_WHAT YOU WILL DO_
Skip the pictures. Transcribe the rest of the data below without changing a word.

_SUPPLIED DATA_
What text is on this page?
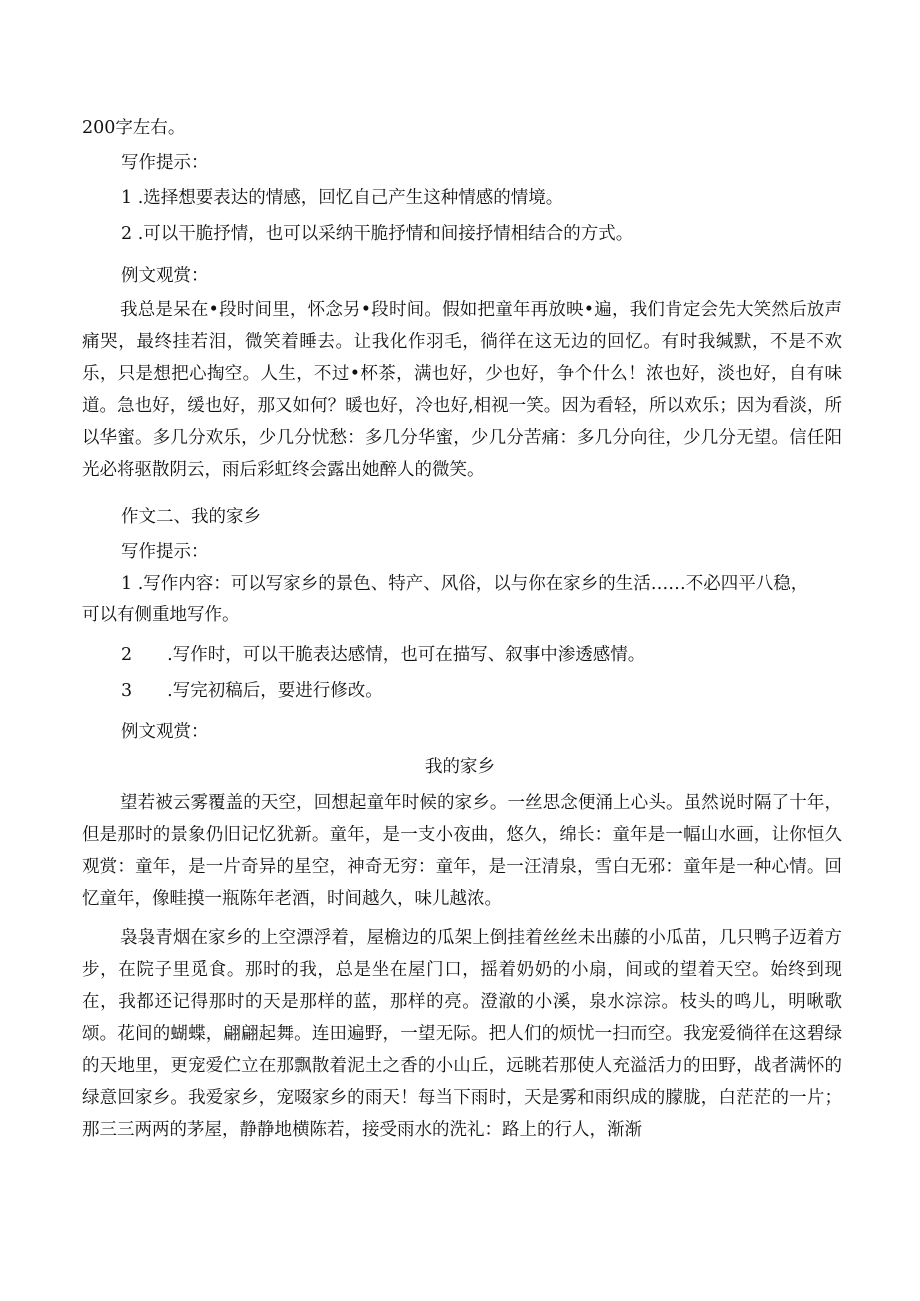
200字左右。
写作提示：
1 .选择想要表达的情感，回忆自己产生这种情感的情境。
2 .可以干脆抒情，也可以采纳干脆抒情和间接抒情相结合的方式。
例文观赏：
我总是呆在•段时间里，怀念另•段时间。假如把童年再放映•遍，我们肯定会先大笑然后放声痛哭，最终挂若泪，微笑着睡去。让我化作羽毛，徜徉在这无边的回忆。有时我缄默，不是不欢乐，只是想把心掏空。人生，不过•杯茶，满也好，少也好，争个什么！浓也好，淡也好，自有味道。急也好，缓也好，那又如何？暖也好，冷也好,相视一笑。因为看轻，所以欢乐；因为看淡，所以华蜜。多几分欢乐，少几分忧愁：多几分华蜜，少几分苦痛：多几分向往，少几分无望。信任阳光必将驱散阴云，雨后彩虹终会露出她醉人的微笑。
作文二、我的家乡
写作提示：
1 .写作内容：可以写家乡的景色、特产、风俗，以与你在家乡的生活……不必四平八稳，
可以有侧重地写作。
2　　.写作时，可以干脆表达感情，也可在描写、叙事中渗透感情。
3　　.写完初稿后，要进行修改。
例文观赏：
我的家乡
望若被云雾覆盖的天空，回想起童年时候的家乡。一丝思念便涌上心头。虽然说时隔了十年，但是那时的景象仍旧记忆犹新。童年，是一支小夜曲，悠久，绵长：童年是一幅山水画，让你恒久观赏：童年，是一片奇异的星空，神奇无穷：童年，是一汪清泉，雪白无邪：童年是一种心情。回忆童年，像畦摸一瓶陈年老酒，时间越久，味儿越浓。
袅袅青烟在家乡的上空漂浮着，屋檐边的瓜架上倒挂着丝丝未出藤的小瓜苗，几只鸭子迈着方步，在院子里觅食。那时的我，总是坐在屋门口，摇着奶奶的小扇，间或的望着天空。始终到现在，我都还记得那时的天是那样的蓝，那样的亮。澄澈的小溪，泉水淙淙。枝头的鸣儿，明啾歌颂。花间的蝴蝶，翩翩起舞。连田遍野，一望无际。把人们的烦忧一扫而空。我宠爱徜徉在这碧绿的天地里，更宠爱伫立在那飘散着泥土之香的小山丘，远眺若那使人充溢活力的田野，战者满怀的绿意回家乡。我爱家乡，宠啜家乡的雨天！每当下雨时，天是雾和雨织成的朦胧，白茫茫的一片；那三三两两的茅屋，静静地横陈若，接受雨水的洗礼：路上的行人，渐渐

_REPLY TO THE TASK_
What text is on this page?
200字左右。
写作提示：
1 .选择想要表达的情感，回忆自己产生这种情感的情境。
2 .可以干脆抒情，也可以采纳干脆抒情和间接抒情相结合的方式。
例文观赏：
我总是呆在•段时间里，怀念另•段时间。假如把童年再放映•遍，我们肯定会先大笑然后放声痛哭，最终挂若泪，微笑着睡去。让我化作羽毛，徜徉在这无边的回忆。有时我缄默，不是不欢乐，只是想把心掏空。人生，不过•杯茶，满也好，少也好，争个什么！浓也好，淡也好，自有味道。急也好，缓也好，那又如何？暖也好，冷也好,相视一笑。因为看轻，所以欢乐；因为看淡，所以华蜜。多几分欢乐，少几分忧愁：多几分华蜜，少几分苦痛：多几分向往，少几分无望。信任阳光必将驱散阴云，雨后彩虹终会露出她醉人的微笑。
作文二、我的家乡
写作提示：
1 .写作内容：可以写家乡的景色、特产、风俗，以与你在家乡的生活……不必四平八稳，
可以有侧重地写作。
2　　.写作时，可以干脆表达感情，也可在描写、叙事中渗透感情。
3　　.写完初稿后，要进行修改。
例文观赏：
我的家乡
望若被云雾覆盖的天空，回想起童年时候的家乡。一丝思念便涌上心头。虽然说时隔了十年，但是那时的景象仍旧记忆犹新。童年，是一支小夜曲，悠久，绵长：童年是一幅山水画，让你恒久观赏：童年，是一片奇异的星空，神奇无穷：童年，是一汪清泉，雪白无邪：童年是一种心情。回忆童年，像畦摸一瓶陈年老酒，时间越久，味儿越浓。
袅袅青烟在家乡的上空漂浮着，屋檐边的瓜架上倒挂着丝丝未出藤的小瓜苗，几只鸭子迈着方步，在院子里觅食。那时的我，总是坐在屋门口，摇着奶奶的小扇，间或的望着天空。始终到现在，我都还记得那时的天是那样的蓝，那样的亮。澄澈的小溪，泉水淙淙。枝头的鸣儿，明啾歌颂。花间的蝴蝶，翩翩起舞。连田遍野，一望无际。把人们的烦忧一扫而空。我宠爱徜徉在这碧绿的天地里，更宠爱伫立在那飘散着泥土之香的小山丘，远眺若那使人充溢活力的田野，战者满怀的绿意回家乡。我爱家乡，宠啜家乡的雨天！每当下雨时，天是雾和雨织成的朦胧，白茫茫的一片；那三三两两的茅屋，静静地横陈若，接受雨水的洗礼：路上的行人，渐渐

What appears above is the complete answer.